* _AIM OF THE EXERCISE_
Filter the records below down to lines containing "icon".

-- Start of AVAILABLE RECORDS --

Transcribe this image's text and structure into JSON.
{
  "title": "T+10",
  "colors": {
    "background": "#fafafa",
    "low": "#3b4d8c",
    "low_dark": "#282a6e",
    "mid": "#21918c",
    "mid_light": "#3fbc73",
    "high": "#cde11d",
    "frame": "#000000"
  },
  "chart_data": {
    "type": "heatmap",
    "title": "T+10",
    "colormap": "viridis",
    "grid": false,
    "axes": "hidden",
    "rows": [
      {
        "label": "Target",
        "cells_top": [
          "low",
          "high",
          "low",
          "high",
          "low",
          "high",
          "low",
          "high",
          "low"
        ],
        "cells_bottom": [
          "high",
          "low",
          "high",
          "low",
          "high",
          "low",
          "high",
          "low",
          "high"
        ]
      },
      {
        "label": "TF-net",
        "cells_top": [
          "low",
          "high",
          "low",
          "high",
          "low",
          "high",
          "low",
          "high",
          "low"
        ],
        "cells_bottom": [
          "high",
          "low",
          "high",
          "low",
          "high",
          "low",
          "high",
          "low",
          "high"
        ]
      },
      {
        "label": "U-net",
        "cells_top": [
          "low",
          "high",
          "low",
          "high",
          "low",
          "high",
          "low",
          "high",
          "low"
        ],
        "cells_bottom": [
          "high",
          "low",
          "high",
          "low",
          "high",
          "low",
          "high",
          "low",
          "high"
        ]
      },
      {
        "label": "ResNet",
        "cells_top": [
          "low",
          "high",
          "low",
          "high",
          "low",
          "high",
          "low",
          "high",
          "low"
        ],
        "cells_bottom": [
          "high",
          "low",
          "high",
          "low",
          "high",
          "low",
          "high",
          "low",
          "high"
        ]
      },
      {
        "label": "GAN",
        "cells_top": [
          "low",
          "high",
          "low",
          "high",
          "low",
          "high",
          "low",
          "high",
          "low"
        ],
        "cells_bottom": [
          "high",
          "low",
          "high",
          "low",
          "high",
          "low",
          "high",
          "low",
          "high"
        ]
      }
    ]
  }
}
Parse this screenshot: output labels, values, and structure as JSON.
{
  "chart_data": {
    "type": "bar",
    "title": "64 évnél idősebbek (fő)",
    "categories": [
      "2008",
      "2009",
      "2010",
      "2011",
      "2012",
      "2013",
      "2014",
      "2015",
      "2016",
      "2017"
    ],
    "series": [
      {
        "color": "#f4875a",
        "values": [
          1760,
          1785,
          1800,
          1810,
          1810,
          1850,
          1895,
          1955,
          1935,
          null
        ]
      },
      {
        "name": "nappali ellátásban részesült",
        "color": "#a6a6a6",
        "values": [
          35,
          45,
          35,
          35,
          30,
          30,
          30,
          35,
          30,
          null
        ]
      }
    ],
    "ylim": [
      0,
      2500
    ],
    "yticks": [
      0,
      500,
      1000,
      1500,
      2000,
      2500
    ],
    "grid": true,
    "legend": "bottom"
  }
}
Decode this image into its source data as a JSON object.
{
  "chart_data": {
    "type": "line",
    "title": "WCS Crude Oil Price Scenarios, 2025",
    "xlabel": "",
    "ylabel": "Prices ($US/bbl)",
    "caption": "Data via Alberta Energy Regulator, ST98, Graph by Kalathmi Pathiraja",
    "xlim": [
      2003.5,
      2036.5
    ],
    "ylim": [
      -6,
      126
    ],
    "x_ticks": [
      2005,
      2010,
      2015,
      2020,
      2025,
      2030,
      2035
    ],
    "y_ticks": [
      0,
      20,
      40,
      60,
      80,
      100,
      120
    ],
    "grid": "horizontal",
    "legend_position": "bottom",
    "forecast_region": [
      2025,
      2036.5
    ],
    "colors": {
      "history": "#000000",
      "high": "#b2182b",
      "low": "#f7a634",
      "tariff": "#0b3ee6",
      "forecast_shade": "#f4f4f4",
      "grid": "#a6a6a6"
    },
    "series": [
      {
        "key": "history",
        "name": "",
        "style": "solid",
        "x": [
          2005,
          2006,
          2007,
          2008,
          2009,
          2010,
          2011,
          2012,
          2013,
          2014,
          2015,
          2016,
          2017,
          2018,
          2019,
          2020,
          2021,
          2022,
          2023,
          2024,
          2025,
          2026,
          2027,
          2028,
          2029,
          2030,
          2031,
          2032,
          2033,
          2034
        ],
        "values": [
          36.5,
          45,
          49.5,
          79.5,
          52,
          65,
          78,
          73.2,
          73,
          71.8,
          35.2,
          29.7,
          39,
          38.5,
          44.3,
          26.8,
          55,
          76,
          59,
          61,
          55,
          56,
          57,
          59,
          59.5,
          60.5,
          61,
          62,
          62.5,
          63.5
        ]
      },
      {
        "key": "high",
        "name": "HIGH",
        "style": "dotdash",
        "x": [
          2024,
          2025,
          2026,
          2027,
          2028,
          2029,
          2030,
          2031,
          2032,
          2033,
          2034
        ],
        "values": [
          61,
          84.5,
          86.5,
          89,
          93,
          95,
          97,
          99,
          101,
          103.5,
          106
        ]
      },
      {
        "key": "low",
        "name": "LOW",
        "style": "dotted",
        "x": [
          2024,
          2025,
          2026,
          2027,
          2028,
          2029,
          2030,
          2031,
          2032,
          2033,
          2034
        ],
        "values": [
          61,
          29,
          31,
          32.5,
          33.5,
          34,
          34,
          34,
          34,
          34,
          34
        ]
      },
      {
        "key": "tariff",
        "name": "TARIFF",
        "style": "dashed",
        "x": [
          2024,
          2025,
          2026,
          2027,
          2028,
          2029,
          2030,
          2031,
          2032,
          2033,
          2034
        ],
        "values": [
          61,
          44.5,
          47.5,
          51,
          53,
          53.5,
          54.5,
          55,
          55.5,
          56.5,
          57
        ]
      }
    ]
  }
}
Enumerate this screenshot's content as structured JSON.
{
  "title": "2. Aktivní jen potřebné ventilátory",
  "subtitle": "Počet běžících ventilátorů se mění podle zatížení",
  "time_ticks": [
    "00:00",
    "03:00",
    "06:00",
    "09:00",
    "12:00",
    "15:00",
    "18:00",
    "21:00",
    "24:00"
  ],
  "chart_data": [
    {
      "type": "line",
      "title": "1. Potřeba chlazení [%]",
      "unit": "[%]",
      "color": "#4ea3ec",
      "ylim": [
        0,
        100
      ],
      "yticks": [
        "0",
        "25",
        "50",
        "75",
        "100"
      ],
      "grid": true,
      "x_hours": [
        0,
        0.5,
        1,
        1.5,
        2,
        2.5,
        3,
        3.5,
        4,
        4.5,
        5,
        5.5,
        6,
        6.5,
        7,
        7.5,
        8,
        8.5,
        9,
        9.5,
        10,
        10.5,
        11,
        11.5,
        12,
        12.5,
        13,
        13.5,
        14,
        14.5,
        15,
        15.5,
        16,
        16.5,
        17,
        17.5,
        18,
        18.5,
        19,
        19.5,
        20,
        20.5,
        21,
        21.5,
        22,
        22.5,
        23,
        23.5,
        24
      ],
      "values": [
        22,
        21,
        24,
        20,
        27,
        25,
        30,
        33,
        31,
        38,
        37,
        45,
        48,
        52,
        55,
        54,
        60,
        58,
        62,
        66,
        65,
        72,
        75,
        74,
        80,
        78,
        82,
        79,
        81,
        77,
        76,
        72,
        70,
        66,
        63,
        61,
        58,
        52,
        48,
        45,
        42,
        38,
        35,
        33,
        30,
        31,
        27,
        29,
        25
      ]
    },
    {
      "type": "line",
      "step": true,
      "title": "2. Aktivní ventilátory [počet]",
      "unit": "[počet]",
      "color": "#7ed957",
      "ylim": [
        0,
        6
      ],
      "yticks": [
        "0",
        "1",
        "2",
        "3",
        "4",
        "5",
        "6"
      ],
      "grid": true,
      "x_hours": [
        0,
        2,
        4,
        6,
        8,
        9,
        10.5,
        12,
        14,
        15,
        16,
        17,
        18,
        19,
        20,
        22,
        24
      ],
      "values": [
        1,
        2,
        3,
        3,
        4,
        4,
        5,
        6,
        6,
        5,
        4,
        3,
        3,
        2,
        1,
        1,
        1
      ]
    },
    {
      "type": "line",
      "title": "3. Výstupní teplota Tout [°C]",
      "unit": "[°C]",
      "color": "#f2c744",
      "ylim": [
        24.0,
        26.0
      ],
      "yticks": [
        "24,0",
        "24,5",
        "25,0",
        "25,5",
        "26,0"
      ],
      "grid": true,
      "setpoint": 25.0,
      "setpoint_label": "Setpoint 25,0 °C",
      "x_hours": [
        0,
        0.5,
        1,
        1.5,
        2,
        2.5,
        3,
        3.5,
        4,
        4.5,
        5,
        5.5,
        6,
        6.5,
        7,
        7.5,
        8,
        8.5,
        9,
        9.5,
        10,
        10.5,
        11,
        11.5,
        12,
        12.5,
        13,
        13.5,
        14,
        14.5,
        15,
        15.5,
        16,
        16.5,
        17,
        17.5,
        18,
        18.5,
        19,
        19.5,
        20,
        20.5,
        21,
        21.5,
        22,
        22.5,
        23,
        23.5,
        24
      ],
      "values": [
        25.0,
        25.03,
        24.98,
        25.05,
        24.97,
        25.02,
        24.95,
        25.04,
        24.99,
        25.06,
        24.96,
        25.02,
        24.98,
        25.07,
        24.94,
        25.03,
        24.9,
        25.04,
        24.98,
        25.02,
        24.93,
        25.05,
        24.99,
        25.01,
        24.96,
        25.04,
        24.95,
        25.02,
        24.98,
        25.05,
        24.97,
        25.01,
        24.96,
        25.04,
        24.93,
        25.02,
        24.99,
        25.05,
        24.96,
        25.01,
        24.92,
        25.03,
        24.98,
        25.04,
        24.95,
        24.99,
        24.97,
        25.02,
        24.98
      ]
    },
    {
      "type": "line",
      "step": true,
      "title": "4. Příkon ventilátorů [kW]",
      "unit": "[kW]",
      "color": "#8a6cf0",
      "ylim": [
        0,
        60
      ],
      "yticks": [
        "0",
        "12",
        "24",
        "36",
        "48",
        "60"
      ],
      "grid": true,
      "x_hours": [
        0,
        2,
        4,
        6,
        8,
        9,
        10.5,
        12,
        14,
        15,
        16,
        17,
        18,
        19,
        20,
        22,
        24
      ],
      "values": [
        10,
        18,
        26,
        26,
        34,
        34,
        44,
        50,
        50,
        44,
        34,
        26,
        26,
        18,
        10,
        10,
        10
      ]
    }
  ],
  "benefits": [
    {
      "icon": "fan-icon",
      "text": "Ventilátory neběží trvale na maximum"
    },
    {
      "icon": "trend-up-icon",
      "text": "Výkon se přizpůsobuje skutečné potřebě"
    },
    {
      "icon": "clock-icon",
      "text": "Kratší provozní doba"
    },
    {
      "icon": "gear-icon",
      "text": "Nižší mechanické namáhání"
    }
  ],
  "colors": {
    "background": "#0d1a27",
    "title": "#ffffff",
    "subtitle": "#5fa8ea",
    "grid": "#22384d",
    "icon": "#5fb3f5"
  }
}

-- End of AVAILABLE RECORDS --

* _THE OUTPUT_
      "icon": "fan-icon",
      "icon": "trend-up-icon",
      "icon": "clock-icon",
      "icon": "gear-icon",
    "icon": "#5fb3f5"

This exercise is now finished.